## Exercise directions
Read the listing below and copy out every line that holds "teşekkür".

## Task data
★ ★ ★ ★

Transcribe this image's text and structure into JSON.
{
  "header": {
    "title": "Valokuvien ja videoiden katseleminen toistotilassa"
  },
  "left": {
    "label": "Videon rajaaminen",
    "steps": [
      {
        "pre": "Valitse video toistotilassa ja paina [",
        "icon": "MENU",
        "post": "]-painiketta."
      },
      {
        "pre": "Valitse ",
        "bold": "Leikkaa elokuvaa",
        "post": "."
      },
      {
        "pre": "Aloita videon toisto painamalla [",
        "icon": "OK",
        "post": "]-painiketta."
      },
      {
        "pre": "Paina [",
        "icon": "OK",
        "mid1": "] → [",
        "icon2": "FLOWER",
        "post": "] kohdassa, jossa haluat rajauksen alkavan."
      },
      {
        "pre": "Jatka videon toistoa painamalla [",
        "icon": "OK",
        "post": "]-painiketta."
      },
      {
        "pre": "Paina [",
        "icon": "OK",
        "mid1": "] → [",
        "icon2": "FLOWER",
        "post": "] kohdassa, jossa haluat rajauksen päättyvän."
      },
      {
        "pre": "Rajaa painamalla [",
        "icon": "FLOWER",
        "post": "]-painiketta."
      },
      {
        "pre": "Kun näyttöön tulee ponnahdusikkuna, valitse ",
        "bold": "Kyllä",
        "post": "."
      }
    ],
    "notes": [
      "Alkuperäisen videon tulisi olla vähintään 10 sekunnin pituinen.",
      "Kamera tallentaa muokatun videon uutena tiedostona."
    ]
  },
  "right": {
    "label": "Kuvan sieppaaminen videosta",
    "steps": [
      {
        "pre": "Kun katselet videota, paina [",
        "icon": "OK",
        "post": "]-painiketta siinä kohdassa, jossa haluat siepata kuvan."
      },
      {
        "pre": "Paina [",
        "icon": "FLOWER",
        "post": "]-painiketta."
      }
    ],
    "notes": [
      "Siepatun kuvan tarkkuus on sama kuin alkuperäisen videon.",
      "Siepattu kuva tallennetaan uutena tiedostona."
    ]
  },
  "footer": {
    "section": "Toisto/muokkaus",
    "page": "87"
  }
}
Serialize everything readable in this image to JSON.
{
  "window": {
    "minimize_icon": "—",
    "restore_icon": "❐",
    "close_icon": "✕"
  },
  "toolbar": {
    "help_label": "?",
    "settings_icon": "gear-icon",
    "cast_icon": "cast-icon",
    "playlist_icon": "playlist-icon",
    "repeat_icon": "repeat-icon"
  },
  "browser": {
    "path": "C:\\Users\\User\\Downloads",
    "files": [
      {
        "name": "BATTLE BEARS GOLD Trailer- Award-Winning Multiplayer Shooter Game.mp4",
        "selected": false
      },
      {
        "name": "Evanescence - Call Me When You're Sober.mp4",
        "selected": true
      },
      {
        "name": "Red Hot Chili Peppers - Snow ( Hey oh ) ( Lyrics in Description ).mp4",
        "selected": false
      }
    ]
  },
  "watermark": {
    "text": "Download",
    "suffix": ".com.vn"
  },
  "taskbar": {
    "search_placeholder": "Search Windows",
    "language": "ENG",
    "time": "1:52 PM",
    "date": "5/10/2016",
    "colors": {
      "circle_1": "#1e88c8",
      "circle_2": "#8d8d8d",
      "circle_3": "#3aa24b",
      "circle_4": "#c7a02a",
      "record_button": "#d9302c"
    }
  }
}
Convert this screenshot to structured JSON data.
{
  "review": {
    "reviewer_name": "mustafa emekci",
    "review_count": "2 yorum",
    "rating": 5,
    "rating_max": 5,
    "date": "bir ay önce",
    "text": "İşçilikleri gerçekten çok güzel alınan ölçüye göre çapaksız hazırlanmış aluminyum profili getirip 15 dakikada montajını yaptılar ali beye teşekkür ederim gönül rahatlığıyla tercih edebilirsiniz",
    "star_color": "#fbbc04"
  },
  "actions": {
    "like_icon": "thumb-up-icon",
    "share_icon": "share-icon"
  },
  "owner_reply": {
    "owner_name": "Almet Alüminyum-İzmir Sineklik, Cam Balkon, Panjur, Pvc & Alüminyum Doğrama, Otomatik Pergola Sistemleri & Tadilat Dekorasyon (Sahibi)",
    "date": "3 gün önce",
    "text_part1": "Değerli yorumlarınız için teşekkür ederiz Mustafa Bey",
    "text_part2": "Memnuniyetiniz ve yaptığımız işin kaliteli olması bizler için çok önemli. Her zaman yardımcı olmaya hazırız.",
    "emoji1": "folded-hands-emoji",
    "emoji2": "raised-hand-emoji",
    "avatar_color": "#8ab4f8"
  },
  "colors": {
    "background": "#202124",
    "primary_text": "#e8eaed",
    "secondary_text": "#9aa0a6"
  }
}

★ ★ ★ ★

## Problem solution
    "text": "İşçilikleri gerçekten çok güzel alınan ölçüye göre çapaksız hazırlanmış aluminyum profili getirip 15 dakikada montajını yaptılar ali beye teşekkür ederim gönül rahatlığıyla tercih edebilirsiniz",
    "text_part1": "Değerli yorumlarınız için teşekkür ederiz Mustafa Bey",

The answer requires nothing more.